=== TASK REQUIREMENTS ===
Return the complete listing that follows, with each line reproduced exactly.
>> START SOURCE MATERIAL
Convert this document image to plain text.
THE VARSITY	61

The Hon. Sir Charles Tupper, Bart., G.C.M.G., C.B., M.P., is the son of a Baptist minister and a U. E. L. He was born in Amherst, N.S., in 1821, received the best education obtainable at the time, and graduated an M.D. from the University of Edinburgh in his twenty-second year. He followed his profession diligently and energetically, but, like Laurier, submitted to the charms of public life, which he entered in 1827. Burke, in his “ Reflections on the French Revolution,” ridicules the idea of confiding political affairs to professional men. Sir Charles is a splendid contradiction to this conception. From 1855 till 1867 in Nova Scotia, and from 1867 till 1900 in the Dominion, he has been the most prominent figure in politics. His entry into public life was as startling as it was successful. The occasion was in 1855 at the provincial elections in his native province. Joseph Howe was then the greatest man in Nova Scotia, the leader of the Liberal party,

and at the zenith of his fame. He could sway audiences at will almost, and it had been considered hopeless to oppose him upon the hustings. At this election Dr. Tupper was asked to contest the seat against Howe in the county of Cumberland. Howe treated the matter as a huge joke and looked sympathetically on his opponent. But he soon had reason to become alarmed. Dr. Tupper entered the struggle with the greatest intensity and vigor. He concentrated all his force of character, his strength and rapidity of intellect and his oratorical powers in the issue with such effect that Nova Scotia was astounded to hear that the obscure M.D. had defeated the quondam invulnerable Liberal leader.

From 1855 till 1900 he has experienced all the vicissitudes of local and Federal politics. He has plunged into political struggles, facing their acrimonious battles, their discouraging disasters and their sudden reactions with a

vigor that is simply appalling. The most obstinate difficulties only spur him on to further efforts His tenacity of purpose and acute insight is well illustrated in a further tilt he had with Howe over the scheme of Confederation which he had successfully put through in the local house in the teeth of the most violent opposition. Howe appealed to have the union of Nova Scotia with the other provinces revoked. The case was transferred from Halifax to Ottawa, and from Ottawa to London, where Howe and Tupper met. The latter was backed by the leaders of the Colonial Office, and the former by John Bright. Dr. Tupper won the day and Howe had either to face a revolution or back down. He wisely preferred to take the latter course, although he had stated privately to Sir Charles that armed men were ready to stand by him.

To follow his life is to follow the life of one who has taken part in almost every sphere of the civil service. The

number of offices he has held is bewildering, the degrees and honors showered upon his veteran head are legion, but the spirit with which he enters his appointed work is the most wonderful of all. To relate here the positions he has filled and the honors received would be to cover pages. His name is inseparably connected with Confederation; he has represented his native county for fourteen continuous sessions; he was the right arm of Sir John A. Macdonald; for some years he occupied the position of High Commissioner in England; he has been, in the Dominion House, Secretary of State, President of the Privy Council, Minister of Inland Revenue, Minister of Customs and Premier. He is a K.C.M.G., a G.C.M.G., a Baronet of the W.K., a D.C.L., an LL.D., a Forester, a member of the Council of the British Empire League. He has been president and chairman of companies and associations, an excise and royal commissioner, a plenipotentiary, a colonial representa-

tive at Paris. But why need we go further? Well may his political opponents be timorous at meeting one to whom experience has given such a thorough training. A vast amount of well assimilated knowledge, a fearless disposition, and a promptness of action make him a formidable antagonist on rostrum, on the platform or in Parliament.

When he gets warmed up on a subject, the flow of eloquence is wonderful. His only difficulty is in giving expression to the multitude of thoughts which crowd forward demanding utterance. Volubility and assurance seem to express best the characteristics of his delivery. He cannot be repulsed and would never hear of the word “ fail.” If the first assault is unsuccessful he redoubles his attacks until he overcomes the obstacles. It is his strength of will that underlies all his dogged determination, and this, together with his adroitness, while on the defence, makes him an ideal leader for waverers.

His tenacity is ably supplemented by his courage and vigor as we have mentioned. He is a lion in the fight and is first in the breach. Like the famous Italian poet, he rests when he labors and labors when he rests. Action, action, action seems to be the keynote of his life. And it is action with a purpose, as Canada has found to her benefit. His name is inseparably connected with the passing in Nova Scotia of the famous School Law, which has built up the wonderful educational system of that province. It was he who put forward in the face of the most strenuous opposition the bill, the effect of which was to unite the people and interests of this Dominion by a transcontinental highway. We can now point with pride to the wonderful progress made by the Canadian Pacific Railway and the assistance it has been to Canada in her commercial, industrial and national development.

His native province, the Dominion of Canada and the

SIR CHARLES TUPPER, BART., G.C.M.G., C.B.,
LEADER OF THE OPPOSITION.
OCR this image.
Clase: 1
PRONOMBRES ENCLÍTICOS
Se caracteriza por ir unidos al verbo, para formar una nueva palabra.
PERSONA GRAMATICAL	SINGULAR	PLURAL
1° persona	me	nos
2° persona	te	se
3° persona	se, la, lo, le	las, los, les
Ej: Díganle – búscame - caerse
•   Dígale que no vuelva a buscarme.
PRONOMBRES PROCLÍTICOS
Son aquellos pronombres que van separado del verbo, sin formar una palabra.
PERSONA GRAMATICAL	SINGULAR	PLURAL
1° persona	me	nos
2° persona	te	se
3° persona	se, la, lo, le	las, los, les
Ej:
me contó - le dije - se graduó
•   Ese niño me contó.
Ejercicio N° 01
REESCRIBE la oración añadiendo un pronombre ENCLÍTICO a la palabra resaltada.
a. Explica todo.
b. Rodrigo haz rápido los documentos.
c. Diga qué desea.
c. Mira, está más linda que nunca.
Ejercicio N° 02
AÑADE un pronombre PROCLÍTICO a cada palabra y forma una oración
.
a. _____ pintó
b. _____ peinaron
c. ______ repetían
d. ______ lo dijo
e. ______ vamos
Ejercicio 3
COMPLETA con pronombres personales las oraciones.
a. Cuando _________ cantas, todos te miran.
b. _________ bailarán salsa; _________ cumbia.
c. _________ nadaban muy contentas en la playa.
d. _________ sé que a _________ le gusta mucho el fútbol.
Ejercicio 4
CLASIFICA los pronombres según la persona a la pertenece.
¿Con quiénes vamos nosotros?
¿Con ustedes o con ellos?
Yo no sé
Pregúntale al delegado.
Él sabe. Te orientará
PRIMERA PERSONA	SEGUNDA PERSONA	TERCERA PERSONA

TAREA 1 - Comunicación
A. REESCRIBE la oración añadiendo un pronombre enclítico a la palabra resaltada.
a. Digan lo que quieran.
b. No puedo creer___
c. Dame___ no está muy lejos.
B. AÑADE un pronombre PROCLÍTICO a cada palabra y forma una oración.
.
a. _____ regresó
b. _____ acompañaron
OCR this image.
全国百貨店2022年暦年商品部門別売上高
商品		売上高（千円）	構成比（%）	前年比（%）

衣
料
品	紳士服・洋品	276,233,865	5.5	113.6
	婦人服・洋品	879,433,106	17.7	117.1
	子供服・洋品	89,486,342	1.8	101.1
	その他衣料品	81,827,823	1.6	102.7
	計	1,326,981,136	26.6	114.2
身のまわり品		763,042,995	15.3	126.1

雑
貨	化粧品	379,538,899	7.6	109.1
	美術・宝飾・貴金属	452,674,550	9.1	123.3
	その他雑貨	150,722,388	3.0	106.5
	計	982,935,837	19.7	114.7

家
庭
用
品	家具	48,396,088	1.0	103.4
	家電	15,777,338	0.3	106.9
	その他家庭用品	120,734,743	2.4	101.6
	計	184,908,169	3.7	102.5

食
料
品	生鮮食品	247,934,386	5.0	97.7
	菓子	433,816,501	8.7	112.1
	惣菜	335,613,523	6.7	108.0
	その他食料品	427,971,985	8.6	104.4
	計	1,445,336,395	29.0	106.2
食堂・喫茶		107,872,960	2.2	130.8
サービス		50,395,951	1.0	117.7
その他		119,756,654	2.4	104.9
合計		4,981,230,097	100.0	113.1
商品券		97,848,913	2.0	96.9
>> END SOURCE MATERIAL
=== EXPECTED ANSWER ===
Convert this document image to plain text.
THE VARSITY	61

The Hon. Sir Charles Tupper, Bart., G.C.M.G., C.B., M.P., is the son of a Baptist minister and a U. E. L. He was born in Amherst, N.S., in 1821, received the best education obtainable at the time, and graduated an M.D. from the University of Edinburgh in his twenty-second year. He followed his profession diligently and energetically, but, like Laurier, submitted to the charms of public life, which he entered in 1827. Burke, in his “ Reflections on the French Revolution,” ridicules the idea of confiding political affairs to professional men. Sir Charles is a splendid contradiction to this conception. From 1855 till 1867 in Nova Scotia, and from 1867 till 1900 in the Dominion, he has been the most prominent figure in politics. His entry into public life was as startling as it was successful. The occasion was in 1855 at the provincial elections in his native province. Joseph Howe was then the greatest man in Nova Scotia, the leader of the Liberal party,

and at the zenith of his fame. He could sway audiences at will almost, and it had been considered hopeless to oppose him upon the hustings. At this election Dr. Tupper was asked to contest the seat against Howe in the county of Cumberland. Howe treated the matter as a huge joke and looked sympathetically on his opponent. But he soon had reason to become alarmed. Dr. Tupper entered the struggle with the greatest intensity and vigor. He concentrated all his force of character, his strength and rapidity of intellect and his oratorical powers in the issue with such effect that Nova Scotia was astounded to hear that the obscure M.D. had defeated the quondam invulnerable Liberal leader.

From 1855 till 1900 he has experienced all the vicissitudes of local and Federal politics. He has plunged into political struggles, facing their acrimonious battles, their discouraging disasters and their sudden reactions with a

vigor that is simply appalling. The most obstinate difficulties only spur him on to further efforts His tenacity of purpose and acute insight is well illustrated in a further tilt he had with Howe over the scheme of Confederation which he had successfully put through in the local house in the teeth of the most violent opposition. Howe appealed to have the union of Nova Scotia with the other provinces revoked. The case was transferred from Halifax to Ottawa, and from Ottawa to London, where Howe and Tupper met. The latter was backed by the leaders of the Colonial Office, and the former by John Bright. Dr. Tupper won the day and Howe had either to face a revolution or back down. He wisely preferred to take the latter course, although he had stated privately to Sir Charles that armed men were ready to stand by him.

To follow his life is to follow the life of one who has taken part in almost every sphere of the civil service. The

number of offices he has held is bewildering, the degrees and honors showered upon his veteran head are legion, but the spirit with which he enters his appointed work is the most wonderful of all. To relate here the positions he has filled and the honors received would be to cover pages. His name is inseparably connected with Confederation; he has represented his native county for fourteen continuous sessions; he was the right arm of Sir John A. Macdonald; for some years he occupied the position of High Commissioner in England; he has been, in the Dominion House, Secretary of State, President of the Privy Council, Minister of Inland Revenue, Minister of Customs and Premier. He is a K.C.M.G., a G.C.M.G., a Baronet of the W.K., a D.C.L., an LL.D., a Forester, a member of the Council of the British Empire League. He has been president and chairman of companies and associations, an excise and royal commissioner, a plenipotentiary, a colonial representa-

tive at Paris. But why need we go further? Well may his political opponents be timorous at meeting one to whom experience has given such a thorough training. A vast amount of well assimilated knowledge, a fearless disposition, and a promptness of action make him a formidable antagonist on rostrum, on the platform or in Parliament.

When he gets warmed up on a subject, the flow of eloquence is wonderful. His only difficulty is in giving expression to the multitude of thoughts which crowd forward demanding utterance. Volubility and assurance seem to express best the characteristics of his delivery. He cannot be repulsed and would never hear of the word “ fail.” If the first assault is unsuccessful he redoubles his attacks until he overcomes the obstacles. It is his strength of will that underlies all his dogged determination, and this, together with his adroitness, while on the defence, makes him an ideal leader for waverers.

His tenacity is ably supplemented by his courage and vigor as we have mentioned. He is a lion in the fight and is first in the breach. Like the famous Italian poet, he rests when he labors and labors when he rests. Action, action, action seems to be the keynote of his life. And it is action with a purpose, as Canada has found to her benefit. His name is inseparably connected with the passing in Nova Scotia of the famous School Law, which has built up the wonderful educational system of that province. It was he who put forward in the face of the most strenuous opposition the bill, the effect of which was to unite the people and interests of this Dominion by a transcontinental highway. We can now point with pride to the wonderful progress made by the Canadian Pacific Railway and the assistance it has been to Canada in her commercial, industrial and national development.

His native province, the Dominion of Canada and the

SIR CHARLES TUPPER, BART., G.C.M.G., C.B.,
LEADER OF THE OPPOSITION.
OCR this image.
Clase: 1
PRONOMBRES ENCLÍTICOS
Se caracteriza por ir unidos al verbo, para formar una nueva palabra.
PERSONA GRAMATICAL	SINGULAR	PLURAL
1° persona	me	nos
2° persona	te	se
3° persona	se, la, lo, le	las, los, les
Ej: Díganle – búscame - caerse
•   Dígale que no vuelva a buscarme.
PRONOMBRES PROCLÍTICOS
Son aquellos pronombres que van separado del verbo, sin formar una palabra.
PERSONA GRAMATICAL	SINGULAR	PLURAL
1° persona	me	nos
2° persona	te	se
3° persona	se, la, lo, le	las, los, les
Ej:
me contó - le dije - se graduó
•   Ese niño me contó.
Ejercicio N° 01
REESCRIBE la oración añadiendo un pronombre ENCLÍTICO a la palabra resaltada.
a. Explica todo.
b. Rodrigo haz rápido los documentos.
c. Diga qué desea.
c. Mira, está más linda que nunca.
Ejercicio N° 02
AÑADE un pronombre PROCLÍTICO a cada palabra y forma una oración
.
a. _____ pintó
b. _____ peinaron
c. ______ repetían
d. ______ lo dijo
e. ______ vamos
Ejercicio 3
COMPLETA con pronombres personales las oraciones.
a. Cuando _________ cantas, todos te miran.
b. _________ bailarán salsa; _________ cumbia.
c. _________ nadaban muy contentas en la playa.
d. _________ sé que a _________ le gusta mucho el fútbol.
Ejercicio 4
CLASIFICA los pronombres según la persona a la pertenece.
¿Con quiénes vamos nosotros?
¿Con ustedes o con ellos?
Yo no sé
Pregúntale al delegado.
Él sabe. Te orientará
PRIMERA PERSONA	SEGUNDA PERSONA	TERCERA PERSONA

TAREA 1 - Comunicación
A. REESCRIBE la oración añadiendo un pronombre enclítico a la palabra resaltada.
a. Digan lo que quieran.
b. No puedo creer___
c. Dame___ no está muy lejos.
B. AÑADE un pronombre PROCLÍTICO a cada palabra y forma una oración.
.
a. _____ regresó
b. _____ acompañaron
OCR this image.
全国百貨店2022年暦年商品部門別売上高
商品		売上高（千円）	構成比（%）	前年比（%）

衣
料
品	紳士服・洋品	276,233,865	5.5	113.6
	婦人服・洋品	879,433,106	17.7	117.1
	子供服・洋品	89,486,342	1.8	101.1
	その他衣料品	81,827,823	1.6	102.7
	計	1,326,981,136	26.6	114.2
身のまわり品		763,042,995	15.3	126.1

雑
貨	化粧品	379,538,899	7.6	109.1
	美術・宝飾・貴金属	452,674,550	9.1	123.3
	その他雑貨	150,722,388	3.0	106.5
	計	982,935,837	19.7	114.7

家
庭
用
品	家具	48,396,088	1.0	103.4
	家電	15,777,338	0.3	106.9
	その他家庭用品	120,734,743	2.4	101.6
	計	184,908,169	3.7	102.5

食
料
品	生鮮食品	247,934,386	5.0	97.7
	菓子	433,816,501	8.7	112.1
	惣菜	335,613,523	6.7	108.0
	その他食料品	427,971,985	8.6	104.4
	計	1,445,336,395	29.0	106.2
食堂・喫茶		107,872,960	2.2	130.8
サービス		50,395,951	1.0	117.7
その他		119,756,654	2.4	104.9
合計		4,981,230,097	100.0	113.1
商品券		97,848,913	2.0	96.9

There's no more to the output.